GIVEN INSTRUCTION:
Say how many lines contain the word "Leitura" and give no other text.

— START OF RECORDS FOR PROCESSING —

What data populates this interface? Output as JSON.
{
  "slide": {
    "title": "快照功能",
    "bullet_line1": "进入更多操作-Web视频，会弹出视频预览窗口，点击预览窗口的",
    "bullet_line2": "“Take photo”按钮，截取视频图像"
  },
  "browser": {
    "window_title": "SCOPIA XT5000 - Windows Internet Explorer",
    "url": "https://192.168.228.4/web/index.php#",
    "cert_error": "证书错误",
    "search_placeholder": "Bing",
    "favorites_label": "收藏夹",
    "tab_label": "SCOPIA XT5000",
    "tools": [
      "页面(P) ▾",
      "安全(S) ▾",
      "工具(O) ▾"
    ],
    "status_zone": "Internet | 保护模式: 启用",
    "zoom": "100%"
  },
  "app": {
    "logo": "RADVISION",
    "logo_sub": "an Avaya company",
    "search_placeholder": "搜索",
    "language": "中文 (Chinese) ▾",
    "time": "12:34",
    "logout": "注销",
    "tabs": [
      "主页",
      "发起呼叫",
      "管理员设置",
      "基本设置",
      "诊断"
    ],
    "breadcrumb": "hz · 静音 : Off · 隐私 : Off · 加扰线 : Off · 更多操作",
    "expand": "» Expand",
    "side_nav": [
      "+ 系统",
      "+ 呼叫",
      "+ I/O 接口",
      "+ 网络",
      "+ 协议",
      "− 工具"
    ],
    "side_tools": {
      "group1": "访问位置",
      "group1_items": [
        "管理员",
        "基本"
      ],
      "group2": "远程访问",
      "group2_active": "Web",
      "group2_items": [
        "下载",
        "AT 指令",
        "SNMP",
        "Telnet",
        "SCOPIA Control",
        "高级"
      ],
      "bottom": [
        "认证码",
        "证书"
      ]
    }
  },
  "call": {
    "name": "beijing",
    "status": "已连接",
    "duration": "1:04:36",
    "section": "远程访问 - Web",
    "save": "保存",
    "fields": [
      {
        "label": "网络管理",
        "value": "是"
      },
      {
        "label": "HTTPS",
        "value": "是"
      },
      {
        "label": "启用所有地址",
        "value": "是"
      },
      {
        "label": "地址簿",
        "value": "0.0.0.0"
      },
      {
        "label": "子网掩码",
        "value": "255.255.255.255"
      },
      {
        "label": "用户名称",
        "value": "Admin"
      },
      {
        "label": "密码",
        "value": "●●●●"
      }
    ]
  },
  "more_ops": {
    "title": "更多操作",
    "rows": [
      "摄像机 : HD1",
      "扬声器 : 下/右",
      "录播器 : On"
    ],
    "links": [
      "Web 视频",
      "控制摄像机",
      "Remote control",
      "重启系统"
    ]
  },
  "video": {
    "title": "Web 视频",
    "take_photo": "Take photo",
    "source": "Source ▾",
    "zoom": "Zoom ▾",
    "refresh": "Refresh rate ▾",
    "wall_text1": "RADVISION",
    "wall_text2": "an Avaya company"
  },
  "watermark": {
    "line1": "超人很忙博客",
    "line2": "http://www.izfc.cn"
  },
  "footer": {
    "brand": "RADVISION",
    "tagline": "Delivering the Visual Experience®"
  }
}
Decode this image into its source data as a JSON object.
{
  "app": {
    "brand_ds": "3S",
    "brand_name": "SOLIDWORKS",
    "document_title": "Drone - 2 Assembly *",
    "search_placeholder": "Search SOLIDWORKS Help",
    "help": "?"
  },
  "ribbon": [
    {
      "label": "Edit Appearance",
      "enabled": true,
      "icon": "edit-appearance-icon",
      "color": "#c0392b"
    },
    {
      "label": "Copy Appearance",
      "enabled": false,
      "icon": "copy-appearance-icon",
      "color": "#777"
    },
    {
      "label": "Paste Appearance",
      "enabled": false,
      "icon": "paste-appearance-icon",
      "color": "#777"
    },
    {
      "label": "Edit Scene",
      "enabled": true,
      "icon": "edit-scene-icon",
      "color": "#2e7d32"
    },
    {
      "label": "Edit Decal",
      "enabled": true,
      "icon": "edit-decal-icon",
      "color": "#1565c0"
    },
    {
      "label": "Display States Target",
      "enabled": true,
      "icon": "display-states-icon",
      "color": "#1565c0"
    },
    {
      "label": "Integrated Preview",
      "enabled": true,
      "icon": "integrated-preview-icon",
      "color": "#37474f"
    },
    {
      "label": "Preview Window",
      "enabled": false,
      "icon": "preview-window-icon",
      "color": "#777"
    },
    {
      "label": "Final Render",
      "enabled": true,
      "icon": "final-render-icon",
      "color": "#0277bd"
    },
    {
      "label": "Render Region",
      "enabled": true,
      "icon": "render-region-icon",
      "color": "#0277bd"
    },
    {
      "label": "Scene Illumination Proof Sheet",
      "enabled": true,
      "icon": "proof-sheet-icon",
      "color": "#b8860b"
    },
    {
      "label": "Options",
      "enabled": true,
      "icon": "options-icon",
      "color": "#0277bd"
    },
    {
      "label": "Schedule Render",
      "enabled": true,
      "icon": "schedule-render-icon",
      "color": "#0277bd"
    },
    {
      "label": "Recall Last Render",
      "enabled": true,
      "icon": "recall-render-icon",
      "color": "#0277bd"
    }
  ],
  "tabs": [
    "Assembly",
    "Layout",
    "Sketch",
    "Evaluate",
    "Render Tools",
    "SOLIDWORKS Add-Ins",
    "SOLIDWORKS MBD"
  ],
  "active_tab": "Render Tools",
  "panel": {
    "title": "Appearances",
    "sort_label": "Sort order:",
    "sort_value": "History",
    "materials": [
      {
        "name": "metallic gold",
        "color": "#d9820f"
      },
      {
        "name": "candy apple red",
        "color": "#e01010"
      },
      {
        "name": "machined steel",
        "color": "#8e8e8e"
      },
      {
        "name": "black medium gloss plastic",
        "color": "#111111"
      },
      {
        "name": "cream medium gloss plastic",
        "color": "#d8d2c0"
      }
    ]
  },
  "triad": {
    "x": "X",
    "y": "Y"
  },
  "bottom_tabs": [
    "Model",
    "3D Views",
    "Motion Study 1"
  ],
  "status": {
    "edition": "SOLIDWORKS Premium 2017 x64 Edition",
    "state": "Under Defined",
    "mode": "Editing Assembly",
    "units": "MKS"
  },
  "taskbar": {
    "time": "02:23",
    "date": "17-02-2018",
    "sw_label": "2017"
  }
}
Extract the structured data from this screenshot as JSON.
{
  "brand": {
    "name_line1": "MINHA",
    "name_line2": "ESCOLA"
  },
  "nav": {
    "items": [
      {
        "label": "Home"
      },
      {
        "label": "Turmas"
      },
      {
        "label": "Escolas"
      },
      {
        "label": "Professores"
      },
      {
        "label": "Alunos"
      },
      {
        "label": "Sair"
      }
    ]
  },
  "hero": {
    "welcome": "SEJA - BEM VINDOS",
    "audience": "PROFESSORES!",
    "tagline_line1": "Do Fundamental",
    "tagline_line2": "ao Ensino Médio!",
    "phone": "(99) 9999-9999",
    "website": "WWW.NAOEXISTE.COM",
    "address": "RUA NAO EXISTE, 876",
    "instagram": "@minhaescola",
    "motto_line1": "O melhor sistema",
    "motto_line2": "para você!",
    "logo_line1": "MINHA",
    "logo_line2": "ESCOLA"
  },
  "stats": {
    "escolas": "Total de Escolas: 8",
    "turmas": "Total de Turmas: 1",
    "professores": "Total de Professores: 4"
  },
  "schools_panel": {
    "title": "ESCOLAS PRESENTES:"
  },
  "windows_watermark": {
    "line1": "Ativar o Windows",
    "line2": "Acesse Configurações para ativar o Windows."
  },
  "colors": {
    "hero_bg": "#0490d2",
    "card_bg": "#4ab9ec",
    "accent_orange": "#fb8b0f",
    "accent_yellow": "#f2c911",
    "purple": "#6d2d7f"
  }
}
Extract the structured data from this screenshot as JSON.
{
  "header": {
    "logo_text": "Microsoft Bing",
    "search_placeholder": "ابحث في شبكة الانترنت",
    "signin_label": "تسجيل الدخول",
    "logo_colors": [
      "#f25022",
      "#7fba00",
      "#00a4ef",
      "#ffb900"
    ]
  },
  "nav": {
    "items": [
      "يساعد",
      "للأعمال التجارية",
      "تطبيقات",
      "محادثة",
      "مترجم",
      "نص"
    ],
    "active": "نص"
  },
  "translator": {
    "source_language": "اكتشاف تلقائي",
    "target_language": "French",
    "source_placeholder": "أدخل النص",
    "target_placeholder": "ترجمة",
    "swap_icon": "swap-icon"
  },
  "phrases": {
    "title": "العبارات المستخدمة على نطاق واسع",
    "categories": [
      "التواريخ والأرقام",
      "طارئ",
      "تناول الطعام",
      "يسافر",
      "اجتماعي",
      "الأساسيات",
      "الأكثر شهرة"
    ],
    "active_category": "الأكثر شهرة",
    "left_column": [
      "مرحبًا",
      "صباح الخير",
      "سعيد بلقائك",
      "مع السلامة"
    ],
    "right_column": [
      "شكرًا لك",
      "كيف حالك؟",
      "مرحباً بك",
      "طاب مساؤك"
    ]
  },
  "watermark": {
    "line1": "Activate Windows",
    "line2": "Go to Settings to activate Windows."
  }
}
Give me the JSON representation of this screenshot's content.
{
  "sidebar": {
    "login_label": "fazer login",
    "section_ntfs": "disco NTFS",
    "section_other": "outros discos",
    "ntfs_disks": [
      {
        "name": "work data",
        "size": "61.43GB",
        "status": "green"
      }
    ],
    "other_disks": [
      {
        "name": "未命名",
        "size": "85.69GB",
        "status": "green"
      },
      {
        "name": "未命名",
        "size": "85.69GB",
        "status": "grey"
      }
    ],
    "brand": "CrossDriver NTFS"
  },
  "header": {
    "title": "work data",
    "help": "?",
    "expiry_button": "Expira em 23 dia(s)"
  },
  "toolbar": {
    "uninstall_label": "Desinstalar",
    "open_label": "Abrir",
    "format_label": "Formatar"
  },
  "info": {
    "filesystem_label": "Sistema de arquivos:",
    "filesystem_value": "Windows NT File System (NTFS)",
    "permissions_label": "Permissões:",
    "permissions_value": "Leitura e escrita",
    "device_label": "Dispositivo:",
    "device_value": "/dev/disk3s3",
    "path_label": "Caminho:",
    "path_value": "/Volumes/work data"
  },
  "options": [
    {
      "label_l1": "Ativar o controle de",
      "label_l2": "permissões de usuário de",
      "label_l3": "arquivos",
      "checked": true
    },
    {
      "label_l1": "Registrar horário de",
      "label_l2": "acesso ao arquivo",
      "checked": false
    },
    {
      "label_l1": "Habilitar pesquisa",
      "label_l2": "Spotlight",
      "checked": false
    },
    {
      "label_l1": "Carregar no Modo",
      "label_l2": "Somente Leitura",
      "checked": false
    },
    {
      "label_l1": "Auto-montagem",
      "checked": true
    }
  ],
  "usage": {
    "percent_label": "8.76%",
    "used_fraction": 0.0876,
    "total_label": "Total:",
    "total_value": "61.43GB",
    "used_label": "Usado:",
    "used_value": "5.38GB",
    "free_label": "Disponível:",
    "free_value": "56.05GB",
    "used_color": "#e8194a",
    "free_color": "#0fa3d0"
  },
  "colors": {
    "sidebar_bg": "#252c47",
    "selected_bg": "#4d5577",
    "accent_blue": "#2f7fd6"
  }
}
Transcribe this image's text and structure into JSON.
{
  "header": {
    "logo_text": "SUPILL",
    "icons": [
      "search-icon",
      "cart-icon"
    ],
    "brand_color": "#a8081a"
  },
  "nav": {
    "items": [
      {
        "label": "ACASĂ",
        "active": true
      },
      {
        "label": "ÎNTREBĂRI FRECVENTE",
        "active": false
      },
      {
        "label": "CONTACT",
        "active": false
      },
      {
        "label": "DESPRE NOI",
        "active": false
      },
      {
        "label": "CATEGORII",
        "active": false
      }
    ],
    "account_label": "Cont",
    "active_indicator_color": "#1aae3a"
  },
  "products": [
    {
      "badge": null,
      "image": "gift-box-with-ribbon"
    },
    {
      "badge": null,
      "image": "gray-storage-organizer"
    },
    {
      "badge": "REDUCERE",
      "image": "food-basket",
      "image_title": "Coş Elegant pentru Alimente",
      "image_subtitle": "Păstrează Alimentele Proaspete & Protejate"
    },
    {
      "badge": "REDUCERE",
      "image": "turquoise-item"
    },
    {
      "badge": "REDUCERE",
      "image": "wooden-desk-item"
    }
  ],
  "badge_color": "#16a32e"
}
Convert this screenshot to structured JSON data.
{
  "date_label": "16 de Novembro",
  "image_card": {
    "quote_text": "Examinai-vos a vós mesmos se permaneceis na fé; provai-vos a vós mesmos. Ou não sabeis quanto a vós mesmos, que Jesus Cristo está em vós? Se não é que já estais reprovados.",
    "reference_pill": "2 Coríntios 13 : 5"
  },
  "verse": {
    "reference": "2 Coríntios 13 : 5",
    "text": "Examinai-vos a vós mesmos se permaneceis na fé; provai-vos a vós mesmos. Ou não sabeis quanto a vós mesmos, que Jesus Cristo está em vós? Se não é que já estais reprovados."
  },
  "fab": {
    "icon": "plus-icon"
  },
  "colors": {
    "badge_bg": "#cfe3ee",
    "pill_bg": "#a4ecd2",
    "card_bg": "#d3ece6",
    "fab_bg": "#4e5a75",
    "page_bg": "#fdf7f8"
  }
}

— END OF RECORDS FOR PROCESSING —

ANSWER TO THE EXERCISE:
2